[What you have to do] From the records, pick out and copy each line containing "Milliseconds".

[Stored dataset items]
####################

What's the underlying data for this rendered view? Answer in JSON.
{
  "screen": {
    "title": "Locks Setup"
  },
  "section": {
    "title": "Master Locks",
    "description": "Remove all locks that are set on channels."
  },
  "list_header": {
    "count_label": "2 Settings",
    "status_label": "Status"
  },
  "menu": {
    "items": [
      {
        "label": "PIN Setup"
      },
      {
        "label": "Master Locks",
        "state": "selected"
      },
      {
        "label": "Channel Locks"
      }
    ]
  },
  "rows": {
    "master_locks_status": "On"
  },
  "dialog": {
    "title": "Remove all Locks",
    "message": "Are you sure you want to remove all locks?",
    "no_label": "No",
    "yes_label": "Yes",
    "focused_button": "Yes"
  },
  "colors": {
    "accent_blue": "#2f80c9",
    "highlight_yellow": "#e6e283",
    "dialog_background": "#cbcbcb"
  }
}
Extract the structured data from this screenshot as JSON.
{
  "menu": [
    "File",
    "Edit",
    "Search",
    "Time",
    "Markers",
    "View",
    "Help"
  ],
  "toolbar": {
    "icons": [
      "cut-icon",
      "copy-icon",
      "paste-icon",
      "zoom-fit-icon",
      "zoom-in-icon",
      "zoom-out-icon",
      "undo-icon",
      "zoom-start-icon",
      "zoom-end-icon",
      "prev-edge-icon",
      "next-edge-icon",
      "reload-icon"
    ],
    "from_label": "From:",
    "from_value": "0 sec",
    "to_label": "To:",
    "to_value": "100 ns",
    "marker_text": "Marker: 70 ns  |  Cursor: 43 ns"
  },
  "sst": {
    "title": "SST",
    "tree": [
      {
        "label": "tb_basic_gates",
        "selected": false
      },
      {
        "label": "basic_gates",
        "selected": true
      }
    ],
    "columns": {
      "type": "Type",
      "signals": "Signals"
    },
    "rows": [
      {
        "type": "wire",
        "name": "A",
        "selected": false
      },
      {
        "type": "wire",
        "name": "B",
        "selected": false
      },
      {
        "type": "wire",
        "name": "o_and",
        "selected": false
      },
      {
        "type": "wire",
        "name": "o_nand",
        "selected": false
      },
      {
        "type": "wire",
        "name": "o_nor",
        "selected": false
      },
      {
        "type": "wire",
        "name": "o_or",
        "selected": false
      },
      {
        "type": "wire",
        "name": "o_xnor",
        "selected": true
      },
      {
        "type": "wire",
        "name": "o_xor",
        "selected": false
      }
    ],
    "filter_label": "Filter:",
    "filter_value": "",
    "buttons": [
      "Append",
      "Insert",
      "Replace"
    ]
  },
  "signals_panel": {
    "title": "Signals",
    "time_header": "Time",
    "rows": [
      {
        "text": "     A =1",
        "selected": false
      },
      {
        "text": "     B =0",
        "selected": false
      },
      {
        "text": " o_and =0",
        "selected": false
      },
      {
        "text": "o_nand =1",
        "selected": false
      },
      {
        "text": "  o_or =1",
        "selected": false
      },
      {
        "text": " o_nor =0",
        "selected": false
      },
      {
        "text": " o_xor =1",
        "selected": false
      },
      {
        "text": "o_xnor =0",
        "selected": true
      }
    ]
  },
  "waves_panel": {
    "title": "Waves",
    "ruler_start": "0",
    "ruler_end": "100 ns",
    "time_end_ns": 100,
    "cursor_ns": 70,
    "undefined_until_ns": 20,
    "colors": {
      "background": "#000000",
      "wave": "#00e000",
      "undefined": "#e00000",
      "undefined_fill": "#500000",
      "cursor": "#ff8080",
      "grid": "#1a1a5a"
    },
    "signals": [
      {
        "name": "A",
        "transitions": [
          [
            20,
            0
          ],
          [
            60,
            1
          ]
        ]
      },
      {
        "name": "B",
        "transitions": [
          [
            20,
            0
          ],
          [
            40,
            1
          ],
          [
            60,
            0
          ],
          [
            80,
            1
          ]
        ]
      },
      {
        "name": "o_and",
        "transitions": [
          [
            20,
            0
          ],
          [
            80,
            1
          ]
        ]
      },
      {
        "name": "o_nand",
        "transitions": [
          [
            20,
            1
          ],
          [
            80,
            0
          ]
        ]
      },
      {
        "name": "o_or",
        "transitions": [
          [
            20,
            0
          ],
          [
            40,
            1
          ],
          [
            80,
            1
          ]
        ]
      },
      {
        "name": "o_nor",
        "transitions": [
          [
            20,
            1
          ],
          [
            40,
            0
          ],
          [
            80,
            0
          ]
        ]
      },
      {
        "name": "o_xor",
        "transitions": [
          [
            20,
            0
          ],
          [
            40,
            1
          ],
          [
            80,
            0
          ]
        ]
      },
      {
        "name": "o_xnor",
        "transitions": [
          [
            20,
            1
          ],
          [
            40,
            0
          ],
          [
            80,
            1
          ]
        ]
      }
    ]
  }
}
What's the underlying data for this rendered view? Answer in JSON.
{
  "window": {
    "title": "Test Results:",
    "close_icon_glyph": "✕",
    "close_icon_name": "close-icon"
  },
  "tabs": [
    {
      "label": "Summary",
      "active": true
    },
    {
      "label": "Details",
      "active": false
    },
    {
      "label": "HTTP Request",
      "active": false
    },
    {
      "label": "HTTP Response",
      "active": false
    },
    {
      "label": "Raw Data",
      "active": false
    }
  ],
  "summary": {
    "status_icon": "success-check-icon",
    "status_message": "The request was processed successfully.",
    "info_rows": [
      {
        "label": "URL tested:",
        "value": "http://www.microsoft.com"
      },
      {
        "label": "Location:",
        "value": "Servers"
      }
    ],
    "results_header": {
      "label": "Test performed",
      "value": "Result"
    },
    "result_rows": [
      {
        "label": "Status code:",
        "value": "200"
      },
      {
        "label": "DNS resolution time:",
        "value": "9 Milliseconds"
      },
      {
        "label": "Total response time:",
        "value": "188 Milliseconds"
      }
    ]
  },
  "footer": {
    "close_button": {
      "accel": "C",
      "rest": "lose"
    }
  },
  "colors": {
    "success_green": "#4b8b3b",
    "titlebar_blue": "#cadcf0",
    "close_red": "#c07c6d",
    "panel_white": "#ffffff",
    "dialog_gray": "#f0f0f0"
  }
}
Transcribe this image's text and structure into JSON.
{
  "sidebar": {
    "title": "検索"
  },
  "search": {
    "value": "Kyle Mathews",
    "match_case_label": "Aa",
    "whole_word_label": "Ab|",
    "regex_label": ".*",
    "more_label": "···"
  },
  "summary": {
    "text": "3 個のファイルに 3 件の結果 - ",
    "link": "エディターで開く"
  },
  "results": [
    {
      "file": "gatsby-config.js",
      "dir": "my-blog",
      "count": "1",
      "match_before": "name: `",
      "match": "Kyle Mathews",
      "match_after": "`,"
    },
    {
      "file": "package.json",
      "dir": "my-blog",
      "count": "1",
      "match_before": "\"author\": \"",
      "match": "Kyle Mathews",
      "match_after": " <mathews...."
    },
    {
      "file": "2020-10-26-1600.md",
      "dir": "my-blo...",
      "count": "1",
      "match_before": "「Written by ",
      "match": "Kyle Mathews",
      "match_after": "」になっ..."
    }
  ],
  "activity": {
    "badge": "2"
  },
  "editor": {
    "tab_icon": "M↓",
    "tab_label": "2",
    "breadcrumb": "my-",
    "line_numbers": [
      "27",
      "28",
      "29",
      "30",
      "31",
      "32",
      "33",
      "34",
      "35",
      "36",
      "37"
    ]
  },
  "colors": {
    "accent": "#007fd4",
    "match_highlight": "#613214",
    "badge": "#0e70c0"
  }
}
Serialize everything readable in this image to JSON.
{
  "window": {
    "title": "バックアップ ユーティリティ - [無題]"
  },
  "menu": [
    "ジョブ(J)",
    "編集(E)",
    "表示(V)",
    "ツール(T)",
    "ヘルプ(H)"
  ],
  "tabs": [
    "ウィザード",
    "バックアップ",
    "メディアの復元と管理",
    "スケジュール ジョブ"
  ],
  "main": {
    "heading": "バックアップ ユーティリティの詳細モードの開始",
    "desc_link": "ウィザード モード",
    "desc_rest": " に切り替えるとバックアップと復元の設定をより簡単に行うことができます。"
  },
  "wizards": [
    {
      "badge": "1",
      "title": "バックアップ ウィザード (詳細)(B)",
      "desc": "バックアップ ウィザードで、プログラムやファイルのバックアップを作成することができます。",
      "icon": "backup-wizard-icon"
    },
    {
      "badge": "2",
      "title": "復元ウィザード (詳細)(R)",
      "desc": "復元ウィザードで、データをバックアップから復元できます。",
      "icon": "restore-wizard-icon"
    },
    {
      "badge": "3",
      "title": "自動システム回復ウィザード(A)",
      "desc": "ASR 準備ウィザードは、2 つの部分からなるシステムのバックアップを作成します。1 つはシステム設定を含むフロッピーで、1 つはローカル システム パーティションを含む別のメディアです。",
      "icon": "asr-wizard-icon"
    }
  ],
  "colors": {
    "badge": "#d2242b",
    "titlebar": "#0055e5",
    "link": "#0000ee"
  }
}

####################

[Written reply]
        "value": "9 Milliseconds"
        "value": "188 Milliseconds"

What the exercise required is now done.